(Structured figure records)
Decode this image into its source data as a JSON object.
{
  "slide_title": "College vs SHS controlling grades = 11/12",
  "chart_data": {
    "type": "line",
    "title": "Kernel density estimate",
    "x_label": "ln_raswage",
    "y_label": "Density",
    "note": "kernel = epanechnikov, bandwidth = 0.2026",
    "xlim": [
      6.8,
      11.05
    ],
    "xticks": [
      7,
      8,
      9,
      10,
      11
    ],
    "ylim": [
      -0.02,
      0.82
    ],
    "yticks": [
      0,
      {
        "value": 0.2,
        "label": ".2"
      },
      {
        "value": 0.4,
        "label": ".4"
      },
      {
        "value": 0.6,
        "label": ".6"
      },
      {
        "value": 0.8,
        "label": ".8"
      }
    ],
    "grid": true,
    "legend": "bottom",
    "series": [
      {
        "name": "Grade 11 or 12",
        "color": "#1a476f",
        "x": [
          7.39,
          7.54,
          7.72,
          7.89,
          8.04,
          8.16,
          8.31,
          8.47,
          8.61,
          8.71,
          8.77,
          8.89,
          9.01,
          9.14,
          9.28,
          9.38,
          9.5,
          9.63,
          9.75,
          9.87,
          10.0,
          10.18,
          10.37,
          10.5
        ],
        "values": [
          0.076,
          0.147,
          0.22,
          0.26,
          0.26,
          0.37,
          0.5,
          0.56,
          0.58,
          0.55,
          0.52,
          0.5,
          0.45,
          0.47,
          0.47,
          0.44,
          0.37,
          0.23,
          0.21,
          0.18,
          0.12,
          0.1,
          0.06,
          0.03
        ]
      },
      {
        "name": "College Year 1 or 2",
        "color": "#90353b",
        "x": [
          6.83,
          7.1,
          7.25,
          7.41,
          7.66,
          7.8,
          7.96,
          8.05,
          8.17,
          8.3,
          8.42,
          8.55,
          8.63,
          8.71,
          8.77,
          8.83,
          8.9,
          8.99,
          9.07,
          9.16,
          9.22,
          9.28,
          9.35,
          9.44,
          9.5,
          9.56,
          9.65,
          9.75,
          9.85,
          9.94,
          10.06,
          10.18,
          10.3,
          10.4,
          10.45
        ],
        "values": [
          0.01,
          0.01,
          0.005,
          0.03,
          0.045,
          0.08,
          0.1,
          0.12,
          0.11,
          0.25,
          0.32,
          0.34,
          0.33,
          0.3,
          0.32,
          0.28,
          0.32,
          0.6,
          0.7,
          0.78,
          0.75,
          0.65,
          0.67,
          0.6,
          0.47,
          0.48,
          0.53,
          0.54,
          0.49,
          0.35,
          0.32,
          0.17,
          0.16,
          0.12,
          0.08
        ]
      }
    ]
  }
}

**Set exercise:**
Every line of the material must be returned exactly as it appears.

**Written answer:**
Decode this image into its source data as a JSON object.
{
  "slide_title": "College vs SHS controlling grades = 11/12",
  "chart_data": {
    "type": "line",
    "title": "Kernel density estimate",
    "x_label": "ln_raswage",
    "y_label": "Density",
    "note": "kernel = epanechnikov, bandwidth = 0.2026",
    "xlim": [
      6.8,
      11.05
    ],
    "xticks": [
      7,
      8,
      9,
      10,
      11
    ],
    "ylim": [
      -0.02,
      0.82
    ],
    "yticks": [
      0,
      {
        "value": 0.2,
        "label": ".2"
      },
      {
        "value": 0.4,
        "label": ".4"
      },
      {
        "value": 0.6,
        "label": ".6"
      },
      {
        "value": 0.8,
        "label": ".8"
      }
    ],
    "grid": true,
    "legend": "bottom",
    "series": [
      {
        "name": "Grade 11 or 12",
        "color": "#1a476f",
        "x": [
          7.39,
          7.54,
          7.72,
          7.89,
          8.04,
          8.16,
          8.31,
          8.47,
          8.61,
          8.71,
          8.77,
          8.89,
          9.01,
          9.14,
          9.28,
          9.38,
          9.5,
          9.63,
          9.75,
          9.87,
          10.0,
          10.18,
          10.37,
          10.5
        ],
        "values": [
          0.076,
          0.147,
          0.22,
          0.26,
          0.26,
          0.37,
          0.5,
          0.56,
          0.58,
          0.55,
          0.52,
          0.5,
          0.45,
          0.47,
          0.47,
          0.44,
          0.37,
          0.23,
          0.21,
          0.18,
          0.12,
          0.1,
          0.06,
          0.03
        ]
      },
      {
        "name": "College Year 1 or 2",
        "color": "#90353b",
        "x": [
          6.83,
          7.1,
          7.25,
          7.41,
          7.66,
          7.8,
          7.96,
          8.05,
          8.17,
          8.3,
          8.42,
          8.55,
          8.63,
          8.71,
          8.77,
          8.83,
          8.9,
          8.99,
          9.07,
          9.16,
          9.22,
          9.28,
          9.35,
          9.44,
          9.5,
          9.56,
          9.65,
          9.75,
          9.85,
          9.94,
          10.06,
          10.18,
          10.3,
          10.4,
          10.45
        ],
        "values": [
          0.01,
          0.01,
          0.005,
          0.03,
          0.045,
          0.08,
          0.1,
          0.12,
          0.11,
          0.25,
          0.32,
          0.34,
          0.33,
          0.3,
          0.32,
          0.28,
          0.32,
          0.6,
          0.7,
          0.78,
          0.75,
          0.65,
          0.67,
          0.6,
          0.47,
          0.48,
          0.53,
          0.54,
          0.49,
          0.35,
          0.32,
          0.17,
          0.16,
          0.12,
          0.08
        ]
      }
    ]
  }
}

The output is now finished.